>> Begin
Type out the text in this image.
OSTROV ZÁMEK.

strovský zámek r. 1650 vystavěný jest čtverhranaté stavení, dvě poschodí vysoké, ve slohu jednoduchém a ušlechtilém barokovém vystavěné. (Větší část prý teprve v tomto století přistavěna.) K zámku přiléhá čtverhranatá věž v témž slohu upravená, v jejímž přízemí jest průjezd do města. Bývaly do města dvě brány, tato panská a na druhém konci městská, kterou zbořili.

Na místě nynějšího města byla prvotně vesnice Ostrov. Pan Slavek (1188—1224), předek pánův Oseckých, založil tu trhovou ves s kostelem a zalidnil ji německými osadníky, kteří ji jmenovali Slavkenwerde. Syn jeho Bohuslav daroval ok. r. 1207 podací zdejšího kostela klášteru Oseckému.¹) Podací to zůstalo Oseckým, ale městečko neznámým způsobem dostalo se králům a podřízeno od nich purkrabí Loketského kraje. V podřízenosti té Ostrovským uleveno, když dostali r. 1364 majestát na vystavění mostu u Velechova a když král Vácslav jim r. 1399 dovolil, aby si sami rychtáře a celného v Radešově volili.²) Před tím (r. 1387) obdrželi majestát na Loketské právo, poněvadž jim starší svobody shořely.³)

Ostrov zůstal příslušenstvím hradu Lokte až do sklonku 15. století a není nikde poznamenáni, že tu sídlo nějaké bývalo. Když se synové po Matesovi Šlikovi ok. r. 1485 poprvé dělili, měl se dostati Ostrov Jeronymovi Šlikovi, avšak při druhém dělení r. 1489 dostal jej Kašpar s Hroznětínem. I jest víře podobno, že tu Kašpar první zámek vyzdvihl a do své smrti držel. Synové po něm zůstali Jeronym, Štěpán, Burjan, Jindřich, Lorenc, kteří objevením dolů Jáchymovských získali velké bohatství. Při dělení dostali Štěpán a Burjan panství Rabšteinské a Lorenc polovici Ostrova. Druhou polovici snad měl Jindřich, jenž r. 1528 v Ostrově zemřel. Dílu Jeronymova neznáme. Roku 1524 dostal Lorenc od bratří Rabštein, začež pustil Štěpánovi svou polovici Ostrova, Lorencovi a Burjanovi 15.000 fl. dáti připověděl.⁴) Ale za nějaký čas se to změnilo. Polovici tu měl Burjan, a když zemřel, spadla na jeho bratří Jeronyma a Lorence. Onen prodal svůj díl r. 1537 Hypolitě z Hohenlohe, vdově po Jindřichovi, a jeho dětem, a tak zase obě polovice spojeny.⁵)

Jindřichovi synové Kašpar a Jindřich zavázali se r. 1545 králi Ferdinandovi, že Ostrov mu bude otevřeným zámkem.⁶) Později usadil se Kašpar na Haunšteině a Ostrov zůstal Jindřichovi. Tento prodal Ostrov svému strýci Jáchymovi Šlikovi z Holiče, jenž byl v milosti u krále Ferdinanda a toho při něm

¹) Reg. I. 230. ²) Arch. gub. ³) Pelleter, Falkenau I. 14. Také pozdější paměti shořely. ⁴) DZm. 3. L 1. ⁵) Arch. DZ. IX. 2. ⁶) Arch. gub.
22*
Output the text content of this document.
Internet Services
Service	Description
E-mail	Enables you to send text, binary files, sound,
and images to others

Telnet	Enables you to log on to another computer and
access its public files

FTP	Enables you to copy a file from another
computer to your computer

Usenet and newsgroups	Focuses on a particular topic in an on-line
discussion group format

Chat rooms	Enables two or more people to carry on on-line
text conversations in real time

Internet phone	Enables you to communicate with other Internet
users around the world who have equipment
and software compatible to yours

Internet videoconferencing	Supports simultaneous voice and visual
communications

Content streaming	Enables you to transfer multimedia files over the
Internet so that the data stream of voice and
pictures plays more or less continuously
>> End
→ **Exercise aim**
Gather from the entries above all lines that include the string "more".

→ **Complete response**
Chat rooms	Enables two or more people to carry on on-line
pictures plays more or less continuously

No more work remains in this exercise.